**REQUEST:**
Pictures stay out of the copy; set down each line of the listing below exactly.

**A block of data:**
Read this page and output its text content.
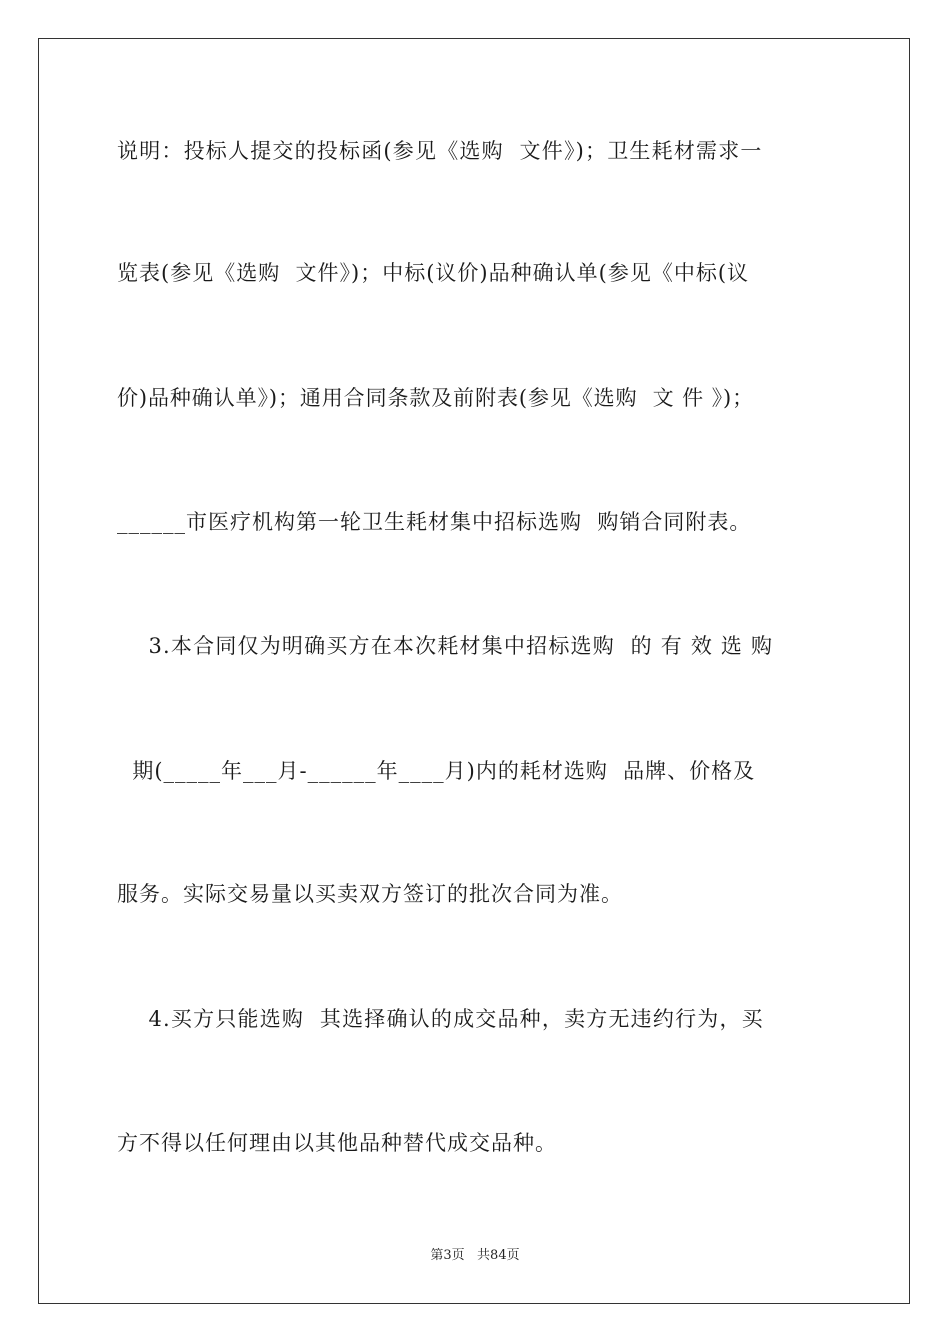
说明：投标人提交的投标函(参见《选购  文件》)；卫生耗材需求一
览表(参见《选购  文件》)；中标(议价)品种确认单(参见《中标(议
价)品种确认单》)；通用合同条款及前附表(参见《选购  文 件 》)；
______市医疗机构第一轮卫生耗材集中招标选购  购销合同附表。
3.本合同仅为明确买方在本次耗材集中招标选购  的 有 效 选 购
期(_____年___月-______年____月)内的耗材选购  品牌、价格及
服务。实际交易量以买卖双方签订的批次合同为准。
4.买方只能选购  其选择确认的成交品种，卖方无违约行为，买
方不得以任何理由以其他品种替代成交品种。
第3页   共84页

**ANSWER TO THIS PROBLEM:**
Read this page and output its text content.
说明：投标人提交的投标函(参见《选购  文件》)；卫生耗材需求一
览表(参见《选购  文件》)；中标(议价)品种确认单(参见《中标(议
价)品种确认单》)；通用合同条款及前附表(参见《选购  文 件 》)；
______市医疗机构第一轮卫生耗材集中招标选购  购销合同附表。
3.本合同仅为明确买方在本次耗材集中招标选购  的 有 效 选 购
期(_____年___月-______年____月)内的耗材选购  品牌、价格及
服务。实际交易量以买卖双方签订的批次合同为准。
4.买方只能选购  其选择确认的成交品种，卖方无违约行为，买
方不得以任何理由以其他品种替代成交品种。
第3页   共84页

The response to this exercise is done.